# DATASET ROWS
.....
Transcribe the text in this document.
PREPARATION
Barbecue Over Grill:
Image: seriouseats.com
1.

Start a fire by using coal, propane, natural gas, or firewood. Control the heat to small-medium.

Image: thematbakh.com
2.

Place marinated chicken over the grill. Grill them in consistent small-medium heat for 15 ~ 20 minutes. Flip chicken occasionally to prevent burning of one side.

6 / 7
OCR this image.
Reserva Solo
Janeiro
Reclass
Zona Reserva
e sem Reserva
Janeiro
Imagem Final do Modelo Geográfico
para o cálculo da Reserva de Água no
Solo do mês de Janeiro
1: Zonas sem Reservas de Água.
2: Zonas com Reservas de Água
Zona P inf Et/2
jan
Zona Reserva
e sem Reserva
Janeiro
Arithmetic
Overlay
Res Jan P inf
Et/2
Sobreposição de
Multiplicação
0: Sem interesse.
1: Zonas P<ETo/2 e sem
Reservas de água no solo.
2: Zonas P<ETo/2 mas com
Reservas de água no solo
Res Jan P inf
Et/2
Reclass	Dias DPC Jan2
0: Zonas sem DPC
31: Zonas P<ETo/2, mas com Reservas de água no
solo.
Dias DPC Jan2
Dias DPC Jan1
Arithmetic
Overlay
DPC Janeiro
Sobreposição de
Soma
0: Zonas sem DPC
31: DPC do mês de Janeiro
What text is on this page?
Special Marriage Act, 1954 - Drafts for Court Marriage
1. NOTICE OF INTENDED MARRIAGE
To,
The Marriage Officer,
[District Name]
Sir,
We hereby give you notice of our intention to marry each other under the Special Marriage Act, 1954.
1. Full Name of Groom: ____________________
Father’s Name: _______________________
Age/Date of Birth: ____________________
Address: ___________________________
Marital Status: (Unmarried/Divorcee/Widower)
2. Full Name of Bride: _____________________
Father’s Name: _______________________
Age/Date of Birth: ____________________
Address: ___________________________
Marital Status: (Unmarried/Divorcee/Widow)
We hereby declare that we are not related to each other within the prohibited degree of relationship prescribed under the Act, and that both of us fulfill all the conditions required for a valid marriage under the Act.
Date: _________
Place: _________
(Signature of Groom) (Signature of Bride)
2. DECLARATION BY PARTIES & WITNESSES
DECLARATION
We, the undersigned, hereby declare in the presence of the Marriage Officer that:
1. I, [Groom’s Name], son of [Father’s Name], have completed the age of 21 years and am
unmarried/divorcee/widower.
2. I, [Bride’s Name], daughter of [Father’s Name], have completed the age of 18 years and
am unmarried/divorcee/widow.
.....
# WHAT YOU SHOULD DO
Copy exactly the lines above, from the one containing "What text is on this page?" through the very last line.

# COMPLETE OUTPUT
What text is on this page?
Special Marriage Act, 1954 - Drafts for Court Marriage
1. NOTICE OF INTENDED MARRIAGE
To,
The Marriage Officer,
[District Name]
Sir,
We hereby give you notice of our intention to marry each other under the Special Marriage Act, 1954.
1. Full Name of Groom: ____________________
Father’s Name: _______________________
Age/Date of Birth: ____________________
Address: ___________________________
Marital Status: (Unmarried/Divorcee/Widower)
2. Full Name of Bride: _____________________
Father’s Name: _______________________
Age/Date of Birth: ____________________
Address: ___________________________
Marital Status: (Unmarried/Divorcee/Widow)
We hereby declare that we are not related to each other within the prohibited degree of relationship prescribed under the Act, and that both of us fulfill all the conditions required for a valid marriage under the Act.
Date: _________
Place: _________
(Signature of Groom) (Signature of Bride)
2. DECLARATION BY PARTIES & WITNESSES
DECLARATION
We, the undersigned, hereby declare in the presence of the Marriage Officer that:
1. I, [Groom’s Name], son of [Father’s Name], have completed the age of 21 years and am
unmarried/divorcee/widower.
2. I, [Bride’s Name], daughter of [Father’s Name], have completed the age of 18 years and
am unmarried/divorcee/widow.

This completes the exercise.